● **GOAL**: Transcribe all the entries word for word, but omit the images.

● **EXTRACTED INFORMATION**:
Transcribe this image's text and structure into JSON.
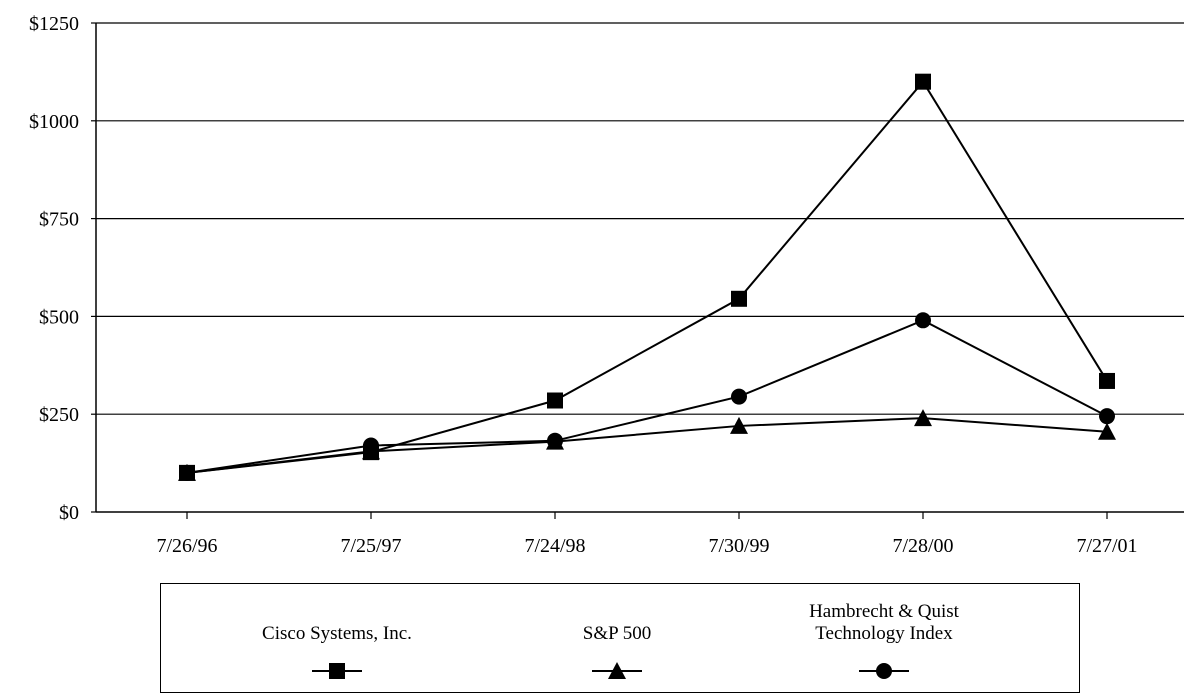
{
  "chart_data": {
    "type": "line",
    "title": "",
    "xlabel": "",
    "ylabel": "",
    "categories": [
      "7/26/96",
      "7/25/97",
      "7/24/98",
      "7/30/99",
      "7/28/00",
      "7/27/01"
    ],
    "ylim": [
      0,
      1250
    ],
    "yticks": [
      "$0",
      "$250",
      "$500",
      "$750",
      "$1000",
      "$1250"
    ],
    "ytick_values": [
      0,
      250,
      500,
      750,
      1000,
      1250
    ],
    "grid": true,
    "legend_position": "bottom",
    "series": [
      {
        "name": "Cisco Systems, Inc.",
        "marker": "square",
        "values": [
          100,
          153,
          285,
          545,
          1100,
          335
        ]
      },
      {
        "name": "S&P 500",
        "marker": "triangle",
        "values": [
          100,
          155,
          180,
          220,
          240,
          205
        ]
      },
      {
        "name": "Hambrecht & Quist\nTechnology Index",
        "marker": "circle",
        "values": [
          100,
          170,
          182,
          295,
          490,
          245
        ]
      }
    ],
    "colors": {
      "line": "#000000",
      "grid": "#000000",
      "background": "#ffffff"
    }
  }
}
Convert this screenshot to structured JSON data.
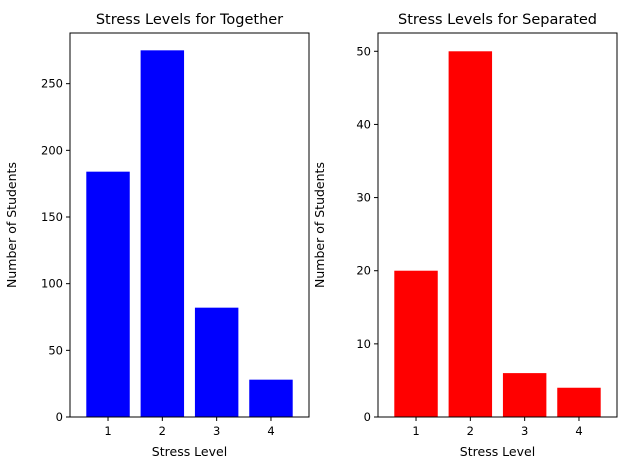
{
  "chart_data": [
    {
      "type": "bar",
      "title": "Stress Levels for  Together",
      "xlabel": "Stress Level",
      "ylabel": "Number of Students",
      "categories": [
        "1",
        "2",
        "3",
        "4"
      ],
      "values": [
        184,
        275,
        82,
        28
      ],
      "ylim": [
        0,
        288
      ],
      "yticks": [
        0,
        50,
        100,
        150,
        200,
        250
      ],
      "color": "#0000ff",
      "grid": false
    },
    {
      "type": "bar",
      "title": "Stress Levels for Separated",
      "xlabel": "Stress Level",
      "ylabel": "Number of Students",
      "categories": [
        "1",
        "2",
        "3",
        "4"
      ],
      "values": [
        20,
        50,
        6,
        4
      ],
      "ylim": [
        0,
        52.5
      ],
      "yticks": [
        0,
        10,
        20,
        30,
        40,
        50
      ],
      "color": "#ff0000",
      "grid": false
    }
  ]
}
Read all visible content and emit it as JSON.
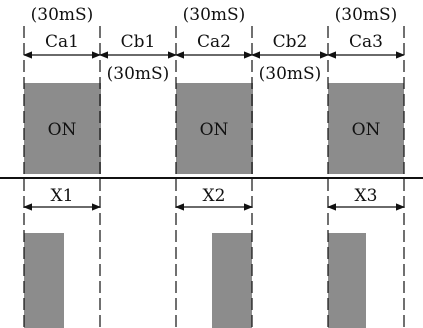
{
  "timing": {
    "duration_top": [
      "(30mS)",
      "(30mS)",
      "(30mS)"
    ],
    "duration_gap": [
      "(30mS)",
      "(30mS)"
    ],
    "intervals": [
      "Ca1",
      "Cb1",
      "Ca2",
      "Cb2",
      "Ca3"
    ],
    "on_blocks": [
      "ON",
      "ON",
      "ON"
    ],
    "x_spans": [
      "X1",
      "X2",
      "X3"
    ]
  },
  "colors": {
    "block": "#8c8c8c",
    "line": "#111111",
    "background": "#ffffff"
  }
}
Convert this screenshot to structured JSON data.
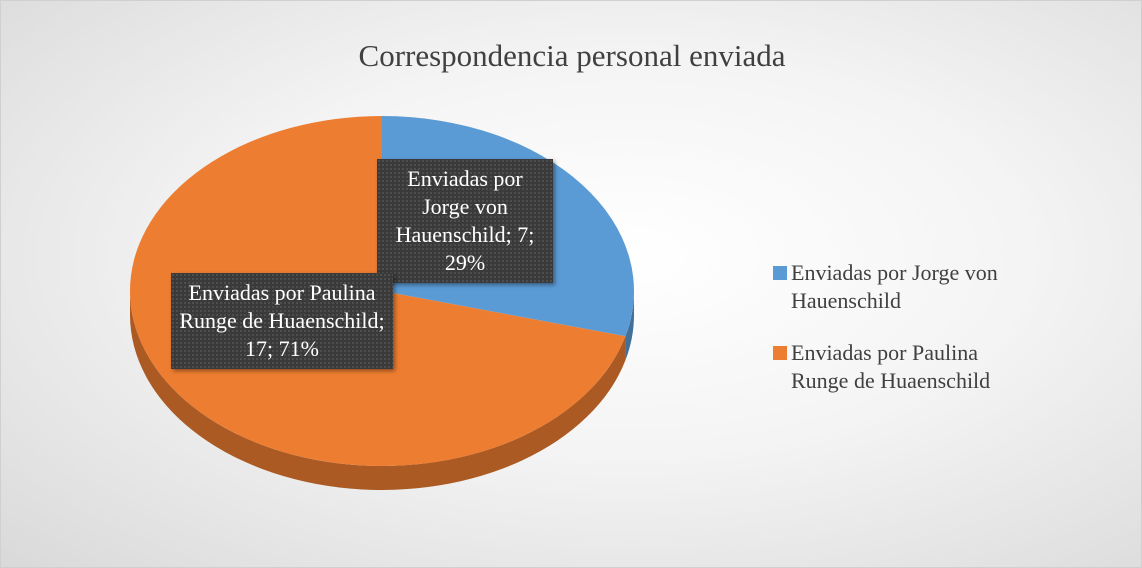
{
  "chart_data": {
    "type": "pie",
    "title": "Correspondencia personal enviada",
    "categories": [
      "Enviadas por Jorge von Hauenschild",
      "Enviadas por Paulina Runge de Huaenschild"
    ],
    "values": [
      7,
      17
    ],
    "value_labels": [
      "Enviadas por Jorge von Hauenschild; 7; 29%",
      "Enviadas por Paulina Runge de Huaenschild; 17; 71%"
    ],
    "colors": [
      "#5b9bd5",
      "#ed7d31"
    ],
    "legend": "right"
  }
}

● **THE REPLY**:
Transcribe this image's text and structure into JSON.
{
  "chart_data": {
    "type": "line",
    "title": "",
    "xlabel": "",
    "ylabel": "",
    "categories": [
      "7/26/96",
      "7/25/97",
      "7/24/98",
      "7/30/99",
      "7/28/00",
      "7/27/01"
    ],
    "ylim": [
      0,
      1250
    ],
    "yticks": [
      "$0",
      "$250",
      "$500",
      "$750",
      "$1000",
      "$1250"
    ],
    "ytick_values": [
      0,
      250,
      500,
      750,
      1000,
      1250
    ],
    "grid": true,
    "legend_position": "bottom",
    "series": [
      {
        "name": "Cisco Systems, Inc.",
        "marker": "square",
        "values": [
          100,
          153,
          285,
          545,
          1100,
          335
        ]
      },
      {
        "name": "S&P 500",
        "marker": "triangle",
        "values": [
          100,
          155,
          180,
          220,
          240,
          205
        ]
      },
      {
        "name": "Hambrecht & Quist\nTechnology Index",
        "marker": "circle",
        "values": [
          100,
          170,
          182,
          295,
          490,
          245
        ]
      }
    ],
    "colors": {
      "line": "#000000",
      "grid": "#000000",
      "background": "#ffffff"
    }
  }
}
Convert this screenshot to structured JSON data.
{
  "chart_data": [
    {
      "type": "bar",
      "title": "Stress Levels for  Together",
      "xlabel": "Stress Level",
      "ylabel": "Number of Students",
      "categories": [
        "1",
        "2",
        "3",
        "4"
      ],
      "values": [
        184,
        275,
        82,
        28
      ],
      "ylim": [
        0,
        288
      ],
      "yticks": [
        0,
        50,
        100,
        150,
        200,
        250
      ],
      "color": "#0000ff",
      "grid": false
    },
    {
      "type": "bar",
      "title": "Stress Levels for Separated",
      "xlabel": "Stress Level",
      "ylabel": "Number of Students",
      "categories": [
        "1",
        "2",
        "3",
        "4"
      ],
      "values": [
        20,
        50,
        6,
        4
      ],
      "ylim": [
        0,
        52.5
      ],
      "yticks": [
        0,
        10,
        20,
        30,
        40,
        50
      ],
      "color": "#ff0000",
      "grid": false
    }
  ]
}
Read all visible content and emit it as JSON.
{
  "timing": {
    "duration_top": [
      "(30mS)",
      "(30mS)",
      "(30mS)"
    ],
    "duration_gap": [
      "(30mS)",
      "(30mS)"
    ],
    "intervals": [
      "Ca1",
      "Cb1",
      "Ca2",
      "Cb2",
      "Ca3"
    ],
    "on_blocks": [
      "ON",
      "ON",
      "ON"
    ],
    "x_spans": [
      "X1",
      "X2",
      "X3"
    ]
  },
  "colors": {
    "block": "#8c8c8c",
    "line": "#111111",
    "background": "#ffffff"
  }
}
Convert this screenshot to structured JSON data.
{
  "chart_data": {
    "type": "pie",
    "title": "Correspondencia personal enviada",
    "categories": [
      "Enviadas por Jorge von Hauenschild",
      "Enviadas por Paulina Runge de Huaenschild"
    ],
    "values": [
      7,
      17
    ],
    "value_labels": [
      "Enviadas por Jorge von Hauenschild; 7; 29%",
      "Enviadas por Paulina Runge de Huaenschild; 17; 71%"
    ],
    "colors": [
      "#5b9bd5",
      "#ed7d31"
    ],
    "legend": "right"
  }
}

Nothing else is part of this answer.